Restate the entries word for word, omitting nothing.

## begin INPUT FOR THIS TASK

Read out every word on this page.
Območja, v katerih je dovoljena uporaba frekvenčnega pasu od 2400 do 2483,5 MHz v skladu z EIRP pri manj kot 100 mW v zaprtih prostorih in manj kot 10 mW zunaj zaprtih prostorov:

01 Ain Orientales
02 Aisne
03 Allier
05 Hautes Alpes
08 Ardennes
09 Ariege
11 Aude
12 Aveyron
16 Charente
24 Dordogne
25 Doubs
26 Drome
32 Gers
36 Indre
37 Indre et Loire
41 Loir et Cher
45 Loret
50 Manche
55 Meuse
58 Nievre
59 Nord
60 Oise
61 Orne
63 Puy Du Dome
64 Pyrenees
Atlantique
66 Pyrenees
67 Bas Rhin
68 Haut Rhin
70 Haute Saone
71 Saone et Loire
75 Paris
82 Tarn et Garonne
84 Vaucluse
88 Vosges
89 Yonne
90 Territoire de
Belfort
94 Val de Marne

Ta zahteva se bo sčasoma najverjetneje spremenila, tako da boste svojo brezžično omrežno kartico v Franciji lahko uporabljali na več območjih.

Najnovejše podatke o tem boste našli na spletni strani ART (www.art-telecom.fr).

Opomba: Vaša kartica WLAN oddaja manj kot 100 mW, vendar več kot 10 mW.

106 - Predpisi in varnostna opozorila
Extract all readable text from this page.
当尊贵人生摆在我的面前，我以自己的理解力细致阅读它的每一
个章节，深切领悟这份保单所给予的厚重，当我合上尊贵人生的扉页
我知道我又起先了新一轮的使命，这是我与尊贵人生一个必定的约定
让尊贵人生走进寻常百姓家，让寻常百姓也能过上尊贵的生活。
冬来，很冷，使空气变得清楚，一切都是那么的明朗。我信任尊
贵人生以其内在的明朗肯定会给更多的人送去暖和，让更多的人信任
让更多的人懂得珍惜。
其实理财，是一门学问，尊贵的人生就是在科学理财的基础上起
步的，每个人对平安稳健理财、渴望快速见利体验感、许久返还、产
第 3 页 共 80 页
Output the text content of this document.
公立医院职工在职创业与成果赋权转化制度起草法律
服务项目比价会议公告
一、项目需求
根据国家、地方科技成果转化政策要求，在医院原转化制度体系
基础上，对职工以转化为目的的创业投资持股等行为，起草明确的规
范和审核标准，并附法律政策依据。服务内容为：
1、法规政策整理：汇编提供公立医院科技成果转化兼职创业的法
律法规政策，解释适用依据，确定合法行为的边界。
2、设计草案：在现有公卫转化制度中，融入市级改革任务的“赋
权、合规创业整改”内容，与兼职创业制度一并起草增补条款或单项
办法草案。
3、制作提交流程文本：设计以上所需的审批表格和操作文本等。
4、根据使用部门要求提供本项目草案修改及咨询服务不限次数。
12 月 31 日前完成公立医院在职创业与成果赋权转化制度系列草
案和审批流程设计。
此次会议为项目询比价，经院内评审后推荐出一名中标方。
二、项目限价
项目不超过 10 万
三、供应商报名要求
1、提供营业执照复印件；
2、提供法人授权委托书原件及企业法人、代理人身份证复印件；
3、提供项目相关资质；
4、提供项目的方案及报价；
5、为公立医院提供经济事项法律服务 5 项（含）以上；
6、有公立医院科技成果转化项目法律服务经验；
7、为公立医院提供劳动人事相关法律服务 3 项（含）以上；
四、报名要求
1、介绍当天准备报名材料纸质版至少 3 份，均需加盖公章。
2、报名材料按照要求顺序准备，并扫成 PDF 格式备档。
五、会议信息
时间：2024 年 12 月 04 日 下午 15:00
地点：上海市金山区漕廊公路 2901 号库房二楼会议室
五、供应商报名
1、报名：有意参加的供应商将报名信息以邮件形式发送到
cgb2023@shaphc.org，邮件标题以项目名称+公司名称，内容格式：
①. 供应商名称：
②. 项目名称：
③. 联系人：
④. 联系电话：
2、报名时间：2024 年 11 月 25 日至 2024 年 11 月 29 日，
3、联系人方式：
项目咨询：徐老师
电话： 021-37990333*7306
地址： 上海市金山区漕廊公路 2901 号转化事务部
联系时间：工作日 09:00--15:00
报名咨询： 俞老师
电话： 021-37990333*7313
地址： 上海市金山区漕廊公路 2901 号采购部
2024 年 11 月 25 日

## end INPUT FOR THIS TASK

_EXERCISE RESULT_:
Read out every word on this page.
Območja, v katerih je dovoljena uporaba frekvenčnega pasu od 2400 do 2483,5 MHz v skladu z EIRP pri manj kot 100 mW v zaprtih prostorih in manj kot 10 mW zunaj zaprtih prostorov:

01 Ain Orientales
02 Aisne
03 Allier
05 Hautes Alpes
08 Ardennes
09 Ariege
11 Aude
12 Aveyron
16 Charente
24 Dordogne
25 Doubs
26 Drome
32 Gers
36 Indre
37 Indre et Loire
41 Loir et Cher
45 Loret
50 Manche
55 Meuse
58 Nievre
59 Nord
60 Oise
61 Orne
63 Puy Du Dome
64 Pyrenees
Atlantique
66 Pyrenees
67 Bas Rhin
68 Haut Rhin
70 Haute Saone
71 Saone et Loire
75 Paris
82 Tarn et Garonne
84 Vaucluse
88 Vosges
89 Yonne
90 Territoire de
Belfort
94 Val de Marne

Ta zahteva se bo sčasoma najverjetneje spremenila, tako da boste svojo brezžično omrežno kartico v Franciji lahko uporabljali na več območjih.

Najnovejše podatke o tem boste našli na spletni strani ART (www.art-telecom.fr).

Opomba: Vaša kartica WLAN oddaja manj kot 100 mW, vendar več kot 10 mW.

106 - Predpisi in varnostna opozorila
Extract all readable text from this page.
当尊贵人生摆在我的面前，我以自己的理解力细致阅读它的每一
个章节，深切领悟这份保单所给予的厚重，当我合上尊贵人生的扉页
我知道我又起先了新一轮的使命，这是我与尊贵人生一个必定的约定
让尊贵人生走进寻常百姓家，让寻常百姓也能过上尊贵的生活。
冬来，很冷，使空气变得清楚，一切都是那么的明朗。我信任尊
贵人生以其内在的明朗肯定会给更多的人送去暖和，让更多的人信任
让更多的人懂得珍惜。
其实理财，是一门学问，尊贵的人生就是在科学理财的基础上起
步的，每个人对平安稳健理财、渴望快速见利体验感、许久返还、产
第 3 页 共 80 页
Output the text content of this document.
公立医院职工在职创业与成果赋权转化制度起草法律
服务项目比价会议公告
一、项目需求
根据国家、地方科技成果转化政策要求，在医院原转化制度体系
基础上，对职工以转化为目的的创业投资持股等行为，起草明确的规
范和审核标准，并附法律政策依据。服务内容为：
1、法规政策整理：汇编提供公立医院科技成果转化兼职创业的法
律法规政策，解释适用依据，确定合法行为的边界。
2、设计草案：在现有公卫转化制度中，融入市级改革任务的“赋
权、合规创业整改”内容，与兼职创业制度一并起草增补条款或单项
办法草案。
3、制作提交流程文本：设计以上所需的审批表格和操作文本等。
4、根据使用部门要求提供本项目草案修改及咨询服务不限次数。
12 月 31 日前完成公立医院在职创业与成果赋权转化制度系列草
案和审批流程设计。
此次会议为项目询比价，经院内评审后推荐出一名中标方。
二、项目限价
项目不超过 10 万
三、供应商报名要求
1、提供营业执照复印件；
2、提供法人授权委托书原件及企业法人、代理人身份证复印件；
3、提供项目相关资质；
4、提供项目的方案及报价；
5、为公立医院提供经济事项法律服务 5 项（含）以上；
6、有公立医院科技成果转化项目法律服务经验；
7、为公立医院提供劳动人事相关法律服务 3 项（含）以上；
四、报名要求
1、介绍当天准备报名材料纸质版至少 3 份，均需加盖公章。
2、报名材料按照要求顺序准备，并扫成 PDF 格式备档。
五、会议信息
时间：2024 年 12 月 04 日 下午 15:00
地点：上海市金山区漕廊公路 2901 号库房二楼会议室
五、供应商报名
1、报名：有意参加的供应商将报名信息以邮件形式发送到
cgb2023@shaphc.org，邮件标题以项目名称+公司名称，内容格式：
①. 供应商名称：
②. 项目名称：
③. 联系人：
④. 联系电话：
2、报名时间：2024 年 11 月 25 日至 2024 年 11 月 29 日，
3、联系人方式：
项目咨询：徐老师
电话： 021-37990333*7306
地址： 上海市金山区漕廊公路 2901 号转化事务部
联系时间：工作日 09:00--15:00
报名咨询： 俞老师
电话： 021-37990333*7313
地址： 上海市金山区漕廊公路 2901 号采购部
2024 年 11 月 25 日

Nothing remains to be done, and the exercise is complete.